▸ Dataset rows:
__________________________________________________

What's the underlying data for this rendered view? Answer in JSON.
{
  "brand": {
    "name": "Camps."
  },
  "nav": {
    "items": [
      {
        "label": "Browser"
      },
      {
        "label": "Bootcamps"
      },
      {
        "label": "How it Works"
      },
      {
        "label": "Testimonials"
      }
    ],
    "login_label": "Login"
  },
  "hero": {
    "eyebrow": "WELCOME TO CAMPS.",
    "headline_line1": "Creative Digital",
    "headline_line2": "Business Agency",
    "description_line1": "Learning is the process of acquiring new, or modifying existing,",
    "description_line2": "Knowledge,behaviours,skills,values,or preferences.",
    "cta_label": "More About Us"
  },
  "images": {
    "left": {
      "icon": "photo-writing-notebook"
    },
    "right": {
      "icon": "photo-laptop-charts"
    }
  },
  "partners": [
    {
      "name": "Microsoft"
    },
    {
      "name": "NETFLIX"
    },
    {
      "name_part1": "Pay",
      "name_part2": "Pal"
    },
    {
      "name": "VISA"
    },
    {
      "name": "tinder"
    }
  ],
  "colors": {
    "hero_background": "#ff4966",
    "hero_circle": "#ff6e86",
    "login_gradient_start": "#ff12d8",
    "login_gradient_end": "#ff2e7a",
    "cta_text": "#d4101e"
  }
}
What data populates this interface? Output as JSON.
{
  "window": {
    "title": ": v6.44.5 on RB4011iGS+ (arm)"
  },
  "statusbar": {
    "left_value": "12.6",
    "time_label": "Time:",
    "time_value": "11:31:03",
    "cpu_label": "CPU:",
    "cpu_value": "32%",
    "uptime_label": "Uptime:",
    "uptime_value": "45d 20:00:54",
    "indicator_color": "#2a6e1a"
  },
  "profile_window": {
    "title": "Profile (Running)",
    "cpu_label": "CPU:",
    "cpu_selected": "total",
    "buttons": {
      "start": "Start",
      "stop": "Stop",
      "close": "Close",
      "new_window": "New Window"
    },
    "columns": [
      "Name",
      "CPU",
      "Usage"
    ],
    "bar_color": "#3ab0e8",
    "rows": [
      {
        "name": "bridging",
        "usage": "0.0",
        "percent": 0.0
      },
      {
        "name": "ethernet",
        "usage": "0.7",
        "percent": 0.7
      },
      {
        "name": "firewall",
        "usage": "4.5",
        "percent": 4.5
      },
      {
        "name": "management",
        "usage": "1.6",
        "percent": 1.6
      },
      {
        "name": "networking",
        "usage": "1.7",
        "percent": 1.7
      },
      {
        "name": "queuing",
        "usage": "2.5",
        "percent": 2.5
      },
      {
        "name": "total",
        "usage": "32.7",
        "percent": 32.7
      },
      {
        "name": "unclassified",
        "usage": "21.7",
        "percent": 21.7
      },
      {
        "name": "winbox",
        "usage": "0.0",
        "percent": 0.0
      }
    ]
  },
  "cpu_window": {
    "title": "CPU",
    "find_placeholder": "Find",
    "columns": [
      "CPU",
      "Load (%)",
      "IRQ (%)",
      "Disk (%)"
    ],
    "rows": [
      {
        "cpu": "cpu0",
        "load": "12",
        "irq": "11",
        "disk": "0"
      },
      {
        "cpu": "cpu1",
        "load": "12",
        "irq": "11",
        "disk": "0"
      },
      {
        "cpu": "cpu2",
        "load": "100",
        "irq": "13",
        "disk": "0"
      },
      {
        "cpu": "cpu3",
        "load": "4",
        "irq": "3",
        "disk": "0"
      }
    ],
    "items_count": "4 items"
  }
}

__________________________________________________

▸ Task to complete: Copy out each line above, character for character.

▸ Exercise response:
What's the underlying data for this rendered view? Answer in JSON.
{
  "brand": {
    "name": "Camps."
  },
  "nav": {
    "items": [
      {
        "label": "Browser"
      },
      {
        "label": "Bootcamps"
      },
      {
        "label": "How it Works"
      },
      {
        "label": "Testimonials"
      }
    ],
    "login_label": "Login"
  },
  "hero": {
    "eyebrow": "WELCOME TO CAMPS.",
    "headline_line1": "Creative Digital",
    "headline_line2": "Business Agency",
    "description_line1": "Learning is the process of acquiring new, or modifying existing,",
    "description_line2": "Knowledge,behaviours,skills,values,or preferences.",
    "cta_label": "More About Us"
  },
  "images": {
    "left": {
      "icon": "photo-writing-notebook"
    },
    "right": {
      "icon": "photo-laptop-charts"
    }
  },
  "partners": [
    {
      "name": "Microsoft"
    },
    {
      "name": "NETFLIX"
    },
    {
      "name_part1": "Pay",
      "name_part2": "Pal"
    },
    {
      "name": "VISA"
    },
    {
      "name": "tinder"
    }
  ],
  "colors": {
    "hero_background": "#ff4966",
    "hero_circle": "#ff6e86",
    "login_gradient_start": "#ff12d8",
    "login_gradient_end": "#ff2e7a",
    "cta_text": "#d4101e"
  }
}
What data populates this interface? Output as JSON.
{
  "window": {
    "title": ": v6.44.5 on RB4011iGS+ (arm)"
  },
  "statusbar": {
    "left_value": "12.6",
    "time_label": "Time:",
    "time_value": "11:31:03",
    "cpu_label": "CPU:",
    "cpu_value": "32%",
    "uptime_label": "Uptime:",
    "uptime_value": "45d 20:00:54",
    "indicator_color": "#2a6e1a"
  },
  "profile_window": {
    "title": "Profile (Running)",
    "cpu_label": "CPU:",
    "cpu_selected": "total",
    "buttons": {
      "start": "Start",
      "stop": "Stop",
      "close": "Close",
      "new_window": "New Window"
    },
    "columns": [
      "Name",
      "CPU",
      "Usage"
    ],
    "bar_color": "#3ab0e8",
    "rows": [
      {
        "name": "bridging",
        "usage": "0.0",
        "percent": 0.0
      },
      {
        "name": "ethernet",
        "usage": "0.7",
        "percent": 0.7
      },
      {
        "name": "firewall",
        "usage": "4.5",
        "percent": 4.5
      },
      {
        "name": "management",
        "usage": "1.6",
        "percent": 1.6
      },
      {
        "name": "networking",
        "usage": "1.7",
        "percent": 1.7
      },
      {
        "name": "queuing",
        "usage": "2.5",
        "percent": 2.5
      },
      {
        "name": "total",
        "usage": "32.7",
        "percent": 32.7
      },
      {
        "name": "unclassified",
        "usage": "21.7",
        "percent": 21.7
      },
      {
        "name": "winbox",
        "usage": "0.0",
        "percent": 0.0
      }
    ]
  },
  "cpu_window": {
    "title": "CPU",
    "find_placeholder": "Find",
    "columns": [
      "CPU",
      "Load (%)",
      "IRQ (%)",
      "Disk (%)"
    ],
    "rows": [
      {
        "cpu": "cpu0",
        "load": "12",
        "irq": "11",
        "disk": "0"
      },
      {
        "cpu": "cpu1",
        "load": "12",
        "irq": "11",
        "disk": "0"
      },
      {
        "cpu": "cpu2",
        "load": "100",
        "irq": "13",
        "disk": "0"
      },
      {
        "cpu": "cpu3",
        "load": "4",
        "irq": "3",
        "disk": "0"
      }
    ],
    "items_count": "4 items"
  }
}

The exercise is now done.